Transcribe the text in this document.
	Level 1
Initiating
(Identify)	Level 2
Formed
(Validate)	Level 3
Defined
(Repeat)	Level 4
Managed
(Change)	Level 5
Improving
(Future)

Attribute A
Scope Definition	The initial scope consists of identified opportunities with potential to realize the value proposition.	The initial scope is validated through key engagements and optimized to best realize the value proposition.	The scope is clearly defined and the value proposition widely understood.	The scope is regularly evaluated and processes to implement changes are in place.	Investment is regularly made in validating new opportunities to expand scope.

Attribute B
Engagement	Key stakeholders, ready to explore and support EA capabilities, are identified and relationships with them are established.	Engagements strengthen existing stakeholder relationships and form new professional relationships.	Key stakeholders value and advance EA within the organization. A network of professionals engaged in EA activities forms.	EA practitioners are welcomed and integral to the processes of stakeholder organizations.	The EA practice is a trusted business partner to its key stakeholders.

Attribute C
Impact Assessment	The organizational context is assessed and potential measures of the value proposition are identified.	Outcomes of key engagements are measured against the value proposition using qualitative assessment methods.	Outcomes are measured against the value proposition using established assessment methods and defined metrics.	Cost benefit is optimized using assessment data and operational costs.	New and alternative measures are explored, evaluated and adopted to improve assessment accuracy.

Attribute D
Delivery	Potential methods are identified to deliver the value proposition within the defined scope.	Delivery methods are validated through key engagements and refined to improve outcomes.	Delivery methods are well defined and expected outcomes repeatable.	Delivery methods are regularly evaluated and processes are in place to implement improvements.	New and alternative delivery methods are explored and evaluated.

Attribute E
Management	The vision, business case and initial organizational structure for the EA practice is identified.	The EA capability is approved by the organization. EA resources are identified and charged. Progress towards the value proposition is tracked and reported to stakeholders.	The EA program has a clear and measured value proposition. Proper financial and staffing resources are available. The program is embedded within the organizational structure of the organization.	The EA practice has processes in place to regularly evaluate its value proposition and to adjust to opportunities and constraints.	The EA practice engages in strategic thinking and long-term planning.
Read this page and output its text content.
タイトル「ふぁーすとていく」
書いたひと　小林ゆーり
--------
_DO THIS_:
Type out the material again exactly as presented.

_SOLUTION TO THIS TASK_:
Transcribe the text in this document.
	Level 1
Initiating
(Identify)	Level 2
Formed
(Validate)	Level 3
Defined
(Repeat)	Level 4
Managed
(Change)	Level 5
Improving
(Future)

Attribute A
Scope Definition	The initial scope consists of identified opportunities with potential to realize the value proposition.	The initial scope is validated through key engagements and optimized to best realize the value proposition.	The scope is clearly defined and the value proposition widely understood.	The scope is regularly evaluated and processes to implement changes are in place.	Investment is regularly made in validating new opportunities to expand scope.

Attribute B
Engagement	Key stakeholders, ready to explore and support EA capabilities, are identified and relationships with them are established.	Engagements strengthen existing stakeholder relationships and form new professional relationships.	Key stakeholders value and advance EA within the organization. A network of professionals engaged in EA activities forms.	EA practitioners are welcomed and integral to the processes of stakeholder organizations.	The EA practice is a trusted business partner to its key stakeholders.

Attribute C
Impact Assessment	The organizational context is assessed and potential measures of the value proposition are identified.	Outcomes of key engagements are measured against the value proposition using qualitative assessment methods.	Outcomes are measured against the value proposition using established assessment methods and defined metrics.	Cost benefit is optimized using assessment data and operational costs.	New and alternative measures are explored, evaluated and adopted to improve assessment accuracy.

Attribute D
Delivery	Potential methods are identified to deliver the value proposition within the defined scope.	Delivery methods are validated through key engagements and refined to improve outcomes.	Delivery methods are well defined and expected outcomes repeatable.	Delivery methods are regularly evaluated and processes are in place to implement improvements.	New and alternative delivery methods are explored and evaluated.

Attribute E
Management	The vision, business case and initial organizational structure for the EA practice is identified.	The EA capability is approved by the organization. EA resources are identified and charged. Progress towards the value proposition is tracked and reported to stakeholders.	The EA program has a clear and measured value proposition. Proper financial and staffing resources are available. The program is embedded within the organizational structure of the organization.	The EA practice has processes in place to regularly evaluate its value proposition and to adjust to opportunities and constraints.	The EA practice engages in strategic thinking and long-term planning.
Read this page and output its text content.
タイトル「ふぁーすとていく」
書いたひと　小林ゆーり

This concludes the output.